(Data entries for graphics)
— begin —

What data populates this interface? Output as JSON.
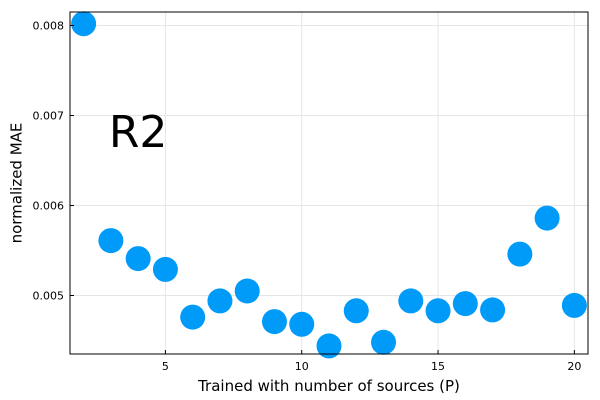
{
  "chart_data": {
    "type": "scatter",
    "xlabel": "Trained with number of sources (P)",
    "ylabel": "normalized MAE",
    "xlim": [
      1.5,
      20.5
    ],
    "ylim": [
      0.00435,
      0.00815
    ],
    "xticks": [
      5,
      10,
      15,
      20
    ],
    "yticks": [
      0.005,
      0.006,
      0.007,
      0.008
    ],
    "xtick_labels": [
      "5",
      "10",
      "15",
      "20"
    ],
    "ytick_labels": [
      "0.005",
      "0.006",
      "0.007",
      "0.008"
    ],
    "grid": true,
    "legend": false,
    "annotation": {
      "text": "R2",
      "x": 4,
      "y": 0.00683
    },
    "series": [
      {
        "color": "#009af9",
        "x": [
          2,
          3,
          4,
          5,
          6,
          7,
          8,
          9,
          10,
          11,
          12,
          13,
          14,
          15,
          16,
          17,
          18,
          19,
          20
        ],
        "y": [
          0.00802,
          0.00561,
          0.00541,
          0.00529,
          0.00476,
          0.00494,
          0.00505,
          0.00471,
          0.00468,
          0.00444,
          0.00483,
          0.00448,
          0.00494,
          0.00483,
          0.00491,
          0.00484,
          0.00546,
          0.00586,
          0.00489
        ]
      }
    ]
  }
}
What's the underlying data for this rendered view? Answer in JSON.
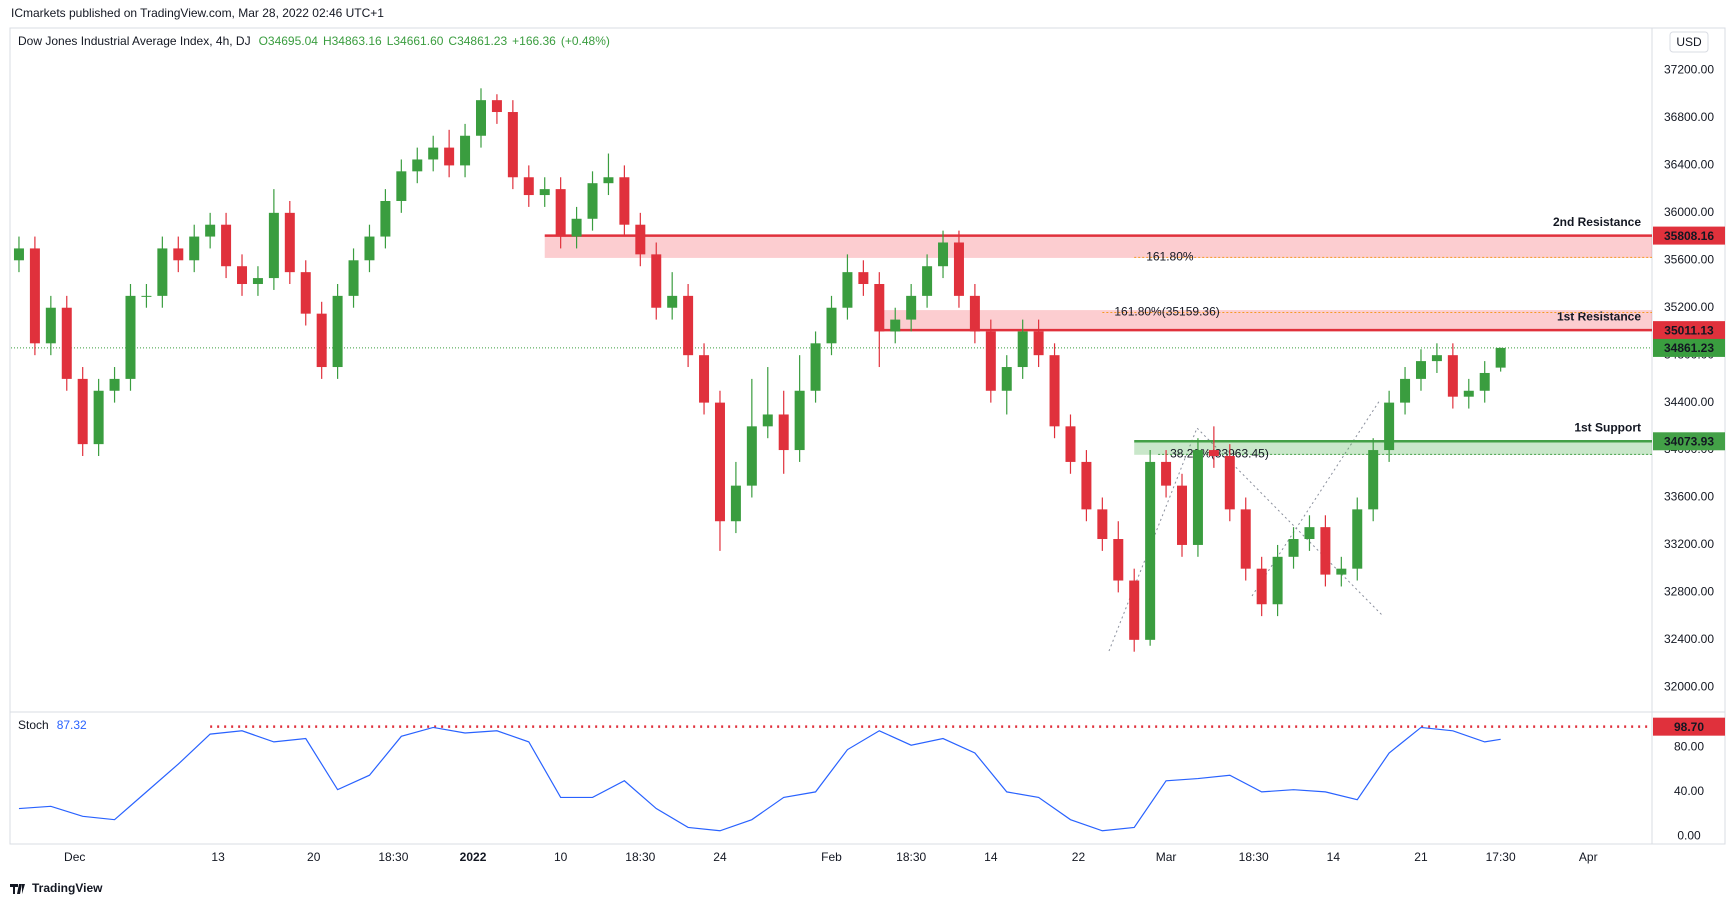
{
  "header": {
    "publisher": "ICmarkets published on TradingView.com, Mar 28, 2022 02:46 UTC+1",
    "currency": "USD",
    "logo": "TradingView"
  },
  "chart_data": [
    {
      "type": "candlestick",
      "title": "Dow Jones Industrial Average Index, 4h, DJ",
      "ohlc_header": [
        {
          "value": 34695.04,
          "label": "O34695.04"
        },
        {
          "value": 34863.16,
          "label": "H34863.16"
        },
        {
          "value": 34661.6,
          "label": "L34661.60"
        },
        {
          "value": 34861.23,
          "label": "C34861.23"
        },
        {
          "value": 166.36,
          "label": "+166.36"
        },
        {
          "value": 0.48,
          "label": "(+0.48%)"
        }
      ],
      "up_color": "#3a9d3f",
      "down_color": "#e0313c",
      "x": [
        0,
        2,
        4,
        6,
        8,
        10,
        12,
        14,
        16,
        18,
        20,
        22,
        24,
        26,
        28,
        30,
        32,
        34,
        36,
        38,
        40,
        42,
        44,
        46,
        48,
        50,
        52,
        54,
        56,
        58,
        60,
        62,
        64,
        66,
        68,
        70,
        72,
        74,
        76,
        78,
        80,
        82,
        84,
        86,
        88,
        90,
        92,
        94,
        96,
        98,
        100,
        102,
        104,
        106,
        108,
        110,
        112,
        114,
        116,
        118,
        120,
        122,
        124,
        126,
        128,
        130,
        132,
        134,
        136,
        138,
        140,
        142,
        144,
        146,
        148,
        150,
        152,
        154,
        156,
        158,
        160,
        162,
        164,
        166,
        168,
        170,
        172,
        174,
        176,
        178,
        180,
        182,
        184,
        186
      ],
      "open": [
        35600,
        35700,
        34900,
        35200,
        34600,
        34050,
        34500,
        34600,
        35300,
        35300,
        35700,
        35600,
        35800,
        35900,
        35550,
        35400,
        35450,
        36000,
        35500,
        35150,
        34700,
        35300,
        35600,
        35800,
        36100,
        36350,
        36450,
        36550,
        36400,
        36650,
        36950,
        36850,
        36300,
        36150,
        36200,
        35800,
        35950,
        36250,
        36300,
        35900,
        35650,
        35200,
        35300,
        34800,
        34400,
        33400,
        33700,
        34200,
        34300,
        34000,
        34500,
        34900,
        35200,
        35500,
        35400,
        35000,
        35100,
        35300,
        35550,
        35750,
        35300,
        35000,
        34500,
        34700,
        35000,
        34800,
        34200,
        33900,
        33500,
        33250,
        32900,
        32400,
        33900,
        33700,
        33200,
        34000,
        33950,
        33500,
        33000,
        32700,
        33100,
        33250,
        33350,
        32950,
        33000,
        33500,
        34000,
        34400,
        34600,
        34750,
        34800,
        34450,
        34500,
        34695.04
      ],
      "high": [
        35800,
        35800,
        35300,
        35300,
        34700,
        34600,
        34700,
        35400,
        35400,
        35800,
        35800,
        35900,
        36000,
        36000,
        35650,
        35550,
        36200,
        36100,
        35600,
        35250,
        35400,
        35700,
        35900,
        36200,
        36450,
        36550,
        36650,
        36700,
        36750,
        37050,
        37000,
        36950,
        36400,
        36300,
        36300,
        36050,
        36350,
        36500,
        36400,
        36000,
        35750,
        35500,
        35400,
        34900,
        34500,
        33900,
        34600,
        34700,
        34500,
        34800,
        35000,
        35300,
        35650,
        35600,
        35500,
        35200,
        35400,
        35650,
        35850,
        35850,
        35400,
        35100,
        34800,
        35100,
        35100,
        34900,
        34300,
        34000,
        33600,
        33400,
        33000,
        34000,
        34000,
        33800,
        34100,
        34200,
        34050,
        33600,
        33100,
        33200,
        33350,
        33450,
        33450,
        33100,
        33600,
        34100,
        34500,
        34700,
        34850,
        34900,
        34900,
        34600,
        34750,
        34863.16
      ],
      "low": [
        35500,
        34800,
        34800,
        34500,
        33950,
        33950,
        34400,
        34500,
        35200,
        35200,
        35500,
        35500,
        35700,
        35450,
        35300,
        35300,
        35350,
        35400,
        35050,
        34600,
        34600,
        35200,
        35500,
        35700,
        36000,
        36250,
        36350,
        36300,
        36300,
        36550,
        36750,
        36200,
        36050,
        36050,
        35700,
        35700,
        35850,
        36150,
        35800,
        35550,
        35100,
        35100,
        34700,
        34300,
        33150,
        33300,
        33600,
        34100,
        33800,
        33900,
        34400,
        34800,
        35100,
        35300,
        34700,
        34900,
        35000,
        35200,
        35450,
        35200,
        34900,
        34400,
        34300,
        34600,
        34700,
        34100,
        33800,
        33400,
        33150,
        32800,
        32300,
        32350,
        33600,
        33100,
        33100,
        33850,
        33400,
        32900,
        32600,
        32600,
        33000,
        33150,
        32850,
        32850,
        32900,
        33400,
        33900,
        34300,
        34500,
        34650,
        34350,
        34350,
        34400,
        34661.6
      ],
      "close": [
        35700,
        34900,
        35200,
        34600,
        34050,
        34500,
        34600,
        35300,
        35300,
        35700,
        35600,
        35800,
        35900,
        35550,
        35400,
        35450,
        36000,
        35500,
        35150,
        34700,
        35300,
        35600,
        35800,
        36100,
        36350,
        36450,
        36550,
        36400,
        36650,
        36950,
        36850,
        36300,
        36150,
        36200,
        35800,
        35950,
        36250,
        36300,
        35900,
        35650,
        35200,
        35300,
        34800,
        34400,
        33400,
        33700,
        34200,
        34300,
        34000,
        34500,
        34900,
        35200,
        35500,
        35400,
        35000,
        35100,
        35300,
        35550,
        35750,
        35300,
        35000,
        34500,
        34700,
        35000,
        34800,
        34200,
        33900,
        33500,
        33250,
        32900,
        32400,
        33900,
        33700,
        33200,
        34000,
        33950,
        33500,
        33000,
        32700,
        33100,
        33250,
        33350,
        32950,
        33000,
        33500,
        34000,
        34400,
        34600,
        34750,
        34800,
        34450,
        34500,
        34650,
        34861.23
      ],
      "xlim": [
        -1,
        205
      ],
      "ylim": [
        31800,
        37550
      ],
      "yticks": [
        {
          "value": 32000,
          "label": "32000.00"
        },
        {
          "value": 32400,
          "label": "32400.00"
        },
        {
          "value": 32800,
          "label": "32800.00"
        },
        {
          "value": 33200,
          "label": "33200.00"
        },
        {
          "value": 33600,
          "label": "33600.00"
        },
        {
          "value": 34000,
          "label": "34000.00"
        },
        {
          "value": 34400,
          "label": "34400.00"
        },
        {
          "value": 34800,
          "label": "34800.00"
        },
        {
          "value": 35200,
          "label": "35200.00"
        },
        {
          "value": 35600,
          "label": "35600.00"
        },
        {
          "value": 36000,
          "label": "36000.00"
        },
        {
          "value": 36400,
          "label": "36400.00"
        },
        {
          "value": 36800,
          "label": "36800.00"
        },
        {
          "value": 37200,
          "label": "37200.00"
        }
      ],
      "xticks": [
        {
          "value": 7,
          "label": "Dec"
        },
        {
          "value": 25,
          "label": "13"
        },
        {
          "value": 37,
          "label": "20"
        },
        {
          "value": 47,
          "label": "18:30"
        },
        {
          "value": 57,
          "label": "2022"
        },
        {
          "value": 68,
          "label": "10"
        },
        {
          "value": 78,
          "label": "18:30"
        },
        {
          "value": 88,
          "label": "24"
        },
        {
          "value": 102,
          "label": "Feb"
        },
        {
          "value": 112,
          "label": "18:30"
        },
        {
          "value": 122,
          "label": "14"
        },
        {
          "value": 133,
          "label": "22"
        },
        {
          "value": 144,
          "label": "Mar"
        },
        {
          "value": 155,
          "label": "18:30"
        },
        {
          "value": 165,
          "label": "14"
        },
        {
          "value": 176,
          "label": "21"
        },
        {
          "value": 186,
          "label": "17:30"
        },
        {
          "value": 197,
          "label": "Apr"
        }
      ],
      "last_price": {
        "value": 34861.23,
        "color": "#3a9d3f"
      },
      "levels": [
        {
          "name": "2nd Resistance",
          "value": 35808.16,
          "zone_low": 35620,
          "start": 66,
          "color": "#e0313c",
          "zone_color": "rgba(242,54,69,0.25)"
        },
        {
          "name": "1st Resistance",
          "value": 35011.13,
          "zone_high": 35180,
          "start": 108,
          "color": "#e0313c",
          "zone_color": "rgba(242,54,69,0.25)"
        },
        {
          "name": "1st Support",
          "value": 34073.93,
          "zone_low": 33960,
          "start": 140,
          "color": "#43a047",
          "zone_color": "rgba(76,175,80,0.3)"
        }
      ],
      "fib_levels": [
        {
          "label": "161.80%",
          "value": 35625,
          "start": 140,
          "color": "#f59a23"
        },
        {
          "label": "161.80%(35159.36)",
          "value": 35159.36,
          "start": 136,
          "color": "#f59a23"
        },
        {
          "label": "38.20%(33963.45)",
          "value": 33963.45,
          "start": 143,
          "color": "#43a047"
        }
      ]
    },
    {
      "type": "line",
      "name": "Stoch",
      "last_value": 87.32,
      "color": "#2962ff",
      "x": [
        0,
        4,
        8,
        12,
        16,
        20,
        24,
        28,
        32,
        36,
        40,
        44,
        48,
        52,
        56,
        60,
        64,
        68,
        72,
        76,
        80,
        84,
        88,
        92,
        96,
        100,
        104,
        108,
        112,
        116,
        120,
        124,
        128,
        132,
        136,
        140,
        144,
        148,
        152,
        156,
        160,
        164,
        168,
        172,
        176,
        180,
        184,
        186
      ],
      "values": [
        25,
        27,
        18,
        15,
        40,
        65,
        92,
        95,
        85,
        88,
        42,
        55,
        90,
        98,
        93,
        95,
        85,
        35,
        35,
        50,
        25,
        8,
        5,
        15,
        35,
        40,
        78,
        95,
        82,
        88,
        75,
        40,
        35,
        15,
        5,
        8,
        50,
        52,
        55,
        40,
        42,
        40,
        33,
        75,
        98,
        95,
        85,
        87.32
      ],
      "ylim": [
        -6,
        111
      ],
      "yticks": [
        {
          "value": 0,
          "label": "0.00"
        },
        {
          "value": 40,
          "label": "40.00"
        },
        {
          "value": 80,
          "label": "80.00"
        }
      ],
      "level": {
        "value": 98.7,
        "label": "98.70",
        "start": 24,
        "color": "#e0313c"
      }
    }
  ]
}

— end —

WHAT YOU HAVE TO DO
The lines to collect are those holding the string "type"; copy them all.

EXERCISE SOLUTION
    "type": "scatter",
      "type": "candlestick",
      "type": "line",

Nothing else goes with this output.